Start of Source material
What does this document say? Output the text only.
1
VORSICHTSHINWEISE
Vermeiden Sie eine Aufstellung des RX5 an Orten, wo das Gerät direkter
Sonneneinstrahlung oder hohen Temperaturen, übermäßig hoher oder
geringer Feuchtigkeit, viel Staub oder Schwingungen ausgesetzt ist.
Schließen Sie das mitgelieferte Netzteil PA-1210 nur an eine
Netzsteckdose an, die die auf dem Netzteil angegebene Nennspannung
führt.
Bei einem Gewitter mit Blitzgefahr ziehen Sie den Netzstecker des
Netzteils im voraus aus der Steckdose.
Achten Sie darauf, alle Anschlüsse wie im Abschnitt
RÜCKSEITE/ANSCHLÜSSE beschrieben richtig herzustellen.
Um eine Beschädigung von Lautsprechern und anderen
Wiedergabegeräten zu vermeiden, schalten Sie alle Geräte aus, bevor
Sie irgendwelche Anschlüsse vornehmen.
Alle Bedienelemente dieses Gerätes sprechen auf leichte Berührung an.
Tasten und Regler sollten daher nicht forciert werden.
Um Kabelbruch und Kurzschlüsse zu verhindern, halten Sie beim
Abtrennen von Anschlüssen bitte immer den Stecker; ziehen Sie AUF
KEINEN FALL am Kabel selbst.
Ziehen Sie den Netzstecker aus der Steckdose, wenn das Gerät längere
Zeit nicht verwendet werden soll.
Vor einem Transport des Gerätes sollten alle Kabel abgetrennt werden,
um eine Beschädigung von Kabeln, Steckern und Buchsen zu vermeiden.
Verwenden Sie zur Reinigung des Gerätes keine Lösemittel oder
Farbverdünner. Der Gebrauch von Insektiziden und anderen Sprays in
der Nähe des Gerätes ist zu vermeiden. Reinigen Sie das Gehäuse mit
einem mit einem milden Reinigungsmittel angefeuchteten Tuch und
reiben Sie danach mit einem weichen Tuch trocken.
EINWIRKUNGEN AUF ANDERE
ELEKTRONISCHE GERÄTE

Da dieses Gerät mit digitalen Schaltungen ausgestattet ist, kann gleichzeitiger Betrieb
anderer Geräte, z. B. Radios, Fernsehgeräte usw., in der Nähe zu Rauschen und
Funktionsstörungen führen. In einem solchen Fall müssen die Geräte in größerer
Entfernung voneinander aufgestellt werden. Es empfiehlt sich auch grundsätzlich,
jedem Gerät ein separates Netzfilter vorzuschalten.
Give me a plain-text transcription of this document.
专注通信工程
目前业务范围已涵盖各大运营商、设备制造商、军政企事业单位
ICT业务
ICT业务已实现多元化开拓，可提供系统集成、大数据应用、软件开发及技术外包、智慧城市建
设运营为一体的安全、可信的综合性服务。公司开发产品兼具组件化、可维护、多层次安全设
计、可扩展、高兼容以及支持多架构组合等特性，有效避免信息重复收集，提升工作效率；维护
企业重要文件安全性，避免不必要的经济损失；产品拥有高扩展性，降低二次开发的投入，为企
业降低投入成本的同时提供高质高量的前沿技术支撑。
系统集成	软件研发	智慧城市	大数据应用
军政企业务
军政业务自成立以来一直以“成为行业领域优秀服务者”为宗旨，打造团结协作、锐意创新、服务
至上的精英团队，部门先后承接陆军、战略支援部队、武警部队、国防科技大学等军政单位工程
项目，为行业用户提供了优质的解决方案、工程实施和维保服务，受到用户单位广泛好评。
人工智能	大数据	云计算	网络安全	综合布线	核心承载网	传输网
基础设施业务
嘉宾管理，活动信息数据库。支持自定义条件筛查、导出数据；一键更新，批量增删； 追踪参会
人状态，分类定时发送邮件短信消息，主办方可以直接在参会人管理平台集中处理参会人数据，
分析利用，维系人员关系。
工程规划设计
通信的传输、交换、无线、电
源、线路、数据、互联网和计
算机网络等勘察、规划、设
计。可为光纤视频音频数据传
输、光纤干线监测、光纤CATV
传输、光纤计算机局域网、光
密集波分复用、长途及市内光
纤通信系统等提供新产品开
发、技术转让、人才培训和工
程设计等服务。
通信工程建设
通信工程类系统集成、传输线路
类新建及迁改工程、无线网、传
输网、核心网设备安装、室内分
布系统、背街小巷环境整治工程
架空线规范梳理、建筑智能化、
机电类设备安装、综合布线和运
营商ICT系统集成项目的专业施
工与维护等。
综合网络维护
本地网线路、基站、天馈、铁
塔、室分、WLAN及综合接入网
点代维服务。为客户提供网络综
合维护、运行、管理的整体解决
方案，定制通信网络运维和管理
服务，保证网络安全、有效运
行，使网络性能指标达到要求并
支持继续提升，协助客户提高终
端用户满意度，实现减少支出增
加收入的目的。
End of Source material
# Goal
Return every record, word for word.

# Solution for this task
What does this document say? Output the text only.
1
VORSICHTSHINWEISE
Vermeiden Sie eine Aufstellung des RX5 an Orten, wo das Gerät direkter
Sonneneinstrahlung oder hohen Temperaturen, übermäßig hoher oder
geringer Feuchtigkeit, viel Staub oder Schwingungen ausgesetzt ist.
Schließen Sie das mitgelieferte Netzteil PA-1210 nur an eine
Netzsteckdose an, die die auf dem Netzteil angegebene Nennspannung
führt.
Bei einem Gewitter mit Blitzgefahr ziehen Sie den Netzstecker des
Netzteils im voraus aus der Steckdose.
Achten Sie darauf, alle Anschlüsse wie im Abschnitt
RÜCKSEITE/ANSCHLÜSSE beschrieben richtig herzustellen.
Um eine Beschädigung von Lautsprechern und anderen
Wiedergabegeräten zu vermeiden, schalten Sie alle Geräte aus, bevor
Sie irgendwelche Anschlüsse vornehmen.
Alle Bedienelemente dieses Gerätes sprechen auf leichte Berührung an.
Tasten und Regler sollten daher nicht forciert werden.
Um Kabelbruch und Kurzschlüsse zu verhindern, halten Sie beim
Abtrennen von Anschlüssen bitte immer den Stecker; ziehen Sie AUF
KEINEN FALL am Kabel selbst.
Ziehen Sie den Netzstecker aus der Steckdose, wenn das Gerät längere
Zeit nicht verwendet werden soll.
Vor einem Transport des Gerätes sollten alle Kabel abgetrennt werden,
um eine Beschädigung von Kabeln, Steckern und Buchsen zu vermeiden.
Verwenden Sie zur Reinigung des Gerätes keine Lösemittel oder
Farbverdünner. Der Gebrauch von Insektiziden und anderen Sprays in
der Nähe des Gerätes ist zu vermeiden. Reinigen Sie das Gehäuse mit
einem mit einem milden Reinigungsmittel angefeuchteten Tuch und
reiben Sie danach mit einem weichen Tuch trocken.
EINWIRKUNGEN AUF ANDERE
ELEKTRONISCHE GERÄTE

Da dieses Gerät mit digitalen Schaltungen ausgestattet ist, kann gleichzeitiger Betrieb
anderer Geräte, z. B. Radios, Fernsehgeräte usw., in der Nähe zu Rauschen und
Funktionsstörungen führen. In einem solchen Fall müssen die Geräte in größerer
Entfernung voneinander aufgestellt werden. Es empfiehlt sich auch grundsätzlich,
jedem Gerät ein separates Netzfilter vorzuschalten.
Give me a plain-text transcription of this document.
专注通信工程
目前业务范围已涵盖各大运营商、设备制造商、军政企事业单位
ICT业务
ICT业务已实现多元化开拓，可提供系统集成、大数据应用、软件开发及技术外包、智慧城市建
设运营为一体的安全、可信的综合性服务。公司开发产品兼具组件化、可维护、多层次安全设
计、可扩展、高兼容以及支持多架构组合等特性，有效避免信息重复收集，提升工作效率；维护
企业重要文件安全性，避免不必要的经济损失；产品拥有高扩展性，降低二次开发的投入，为企
业降低投入成本的同时提供高质高量的前沿技术支撑。
系统集成	软件研发	智慧城市	大数据应用
军政企业务
军政业务自成立以来一直以“成为行业领域优秀服务者”为宗旨，打造团结协作、锐意创新、服务
至上的精英团队，部门先后承接陆军、战略支援部队、武警部队、国防科技大学等军政单位工程
项目，为行业用户提供了优质的解决方案、工程实施和维保服务，受到用户单位广泛好评。
人工智能	大数据	云计算	网络安全	综合布线	核心承载网	传输网
基础设施业务
嘉宾管理，活动信息数据库。支持自定义条件筛查、导出数据；一键更新，批量增删； 追踪参会
人状态，分类定时发送邮件短信消息，主办方可以直接在参会人管理平台集中处理参会人数据，
分析利用，维系人员关系。
工程规划设计
通信的传输、交换、无线、电
源、线路、数据、互联网和计
算机网络等勘察、规划、设
计。可为光纤视频音频数据传
输、光纤干线监测、光纤CATV
传输、光纤计算机局域网、光
密集波分复用、长途及市内光
纤通信系统等提供新产品开
发、技术转让、人才培训和工
程设计等服务。
通信工程建设
通信工程类系统集成、传输线路
类新建及迁改工程、无线网、传
输网、核心网设备安装、室内分
布系统、背街小巷环境整治工程
架空线规范梳理、建筑智能化、
机电类设备安装、综合布线和运
营商ICT系统集成项目的专业施
工与维护等。
综合网络维护
本地网线路、基站、天馈、铁
塔、室分、WLAN及综合接入网
点代维服务。为客户提供网络综
合维护、运行、管理的整体解决
方案，定制通信网络运维和管理
服务，保证网络安全、有效运
行，使网络性能指标达到要求并
支持继续提升，协助客户提高终
端用户满意度，实现减少支出增
加收入的目的。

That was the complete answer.